Supplied records:
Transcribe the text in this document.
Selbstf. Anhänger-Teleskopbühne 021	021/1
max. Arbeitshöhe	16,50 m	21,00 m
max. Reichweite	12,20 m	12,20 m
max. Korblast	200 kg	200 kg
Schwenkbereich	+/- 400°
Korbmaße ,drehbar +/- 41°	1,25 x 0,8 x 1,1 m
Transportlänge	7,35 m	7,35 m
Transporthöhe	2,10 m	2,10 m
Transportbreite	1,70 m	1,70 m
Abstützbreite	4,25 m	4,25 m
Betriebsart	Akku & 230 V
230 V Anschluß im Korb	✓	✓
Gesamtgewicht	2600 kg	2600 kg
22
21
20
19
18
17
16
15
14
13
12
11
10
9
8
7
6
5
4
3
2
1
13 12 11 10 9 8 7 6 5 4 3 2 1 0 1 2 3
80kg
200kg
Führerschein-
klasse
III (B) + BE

Stated exercise:
Print the records above in full, exactly.

Result of the task:
Transcribe the text in this document.
Selbstf. Anhänger-Teleskopbühne 021	021/1
max. Arbeitshöhe	16,50 m	21,00 m
max. Reichweite	12,20 m	12,20 m
max. Korblast	200 kg	200 kg
Schwenkbereich	+/- 400°
Korbmaße ,drehbar +/- 41°	1,25 x 0,8 x 1,1 m
Transportlänge	7,35 m	7,35 m
Transporthöhe	2,10 m	2,10 m
Transportbreite	1,70 m	1,70 m
Abstützbreite	4,25 m	4,25 m
Betriebsart	Akku & 230 V
230 V Anschluß im Korb	✓	✓
Gesamtgewicht	2600 kg	2600 kg
22
21
20
19
18
17
16
15
14
13
12
11
10
9
8
7
6
5
4
3
2
1
13 12 11 10 9 8 7 6 5 4 3 2 1 0 1 2 3
80kg
200kg
Führerschein-
klasse
III (B) + BE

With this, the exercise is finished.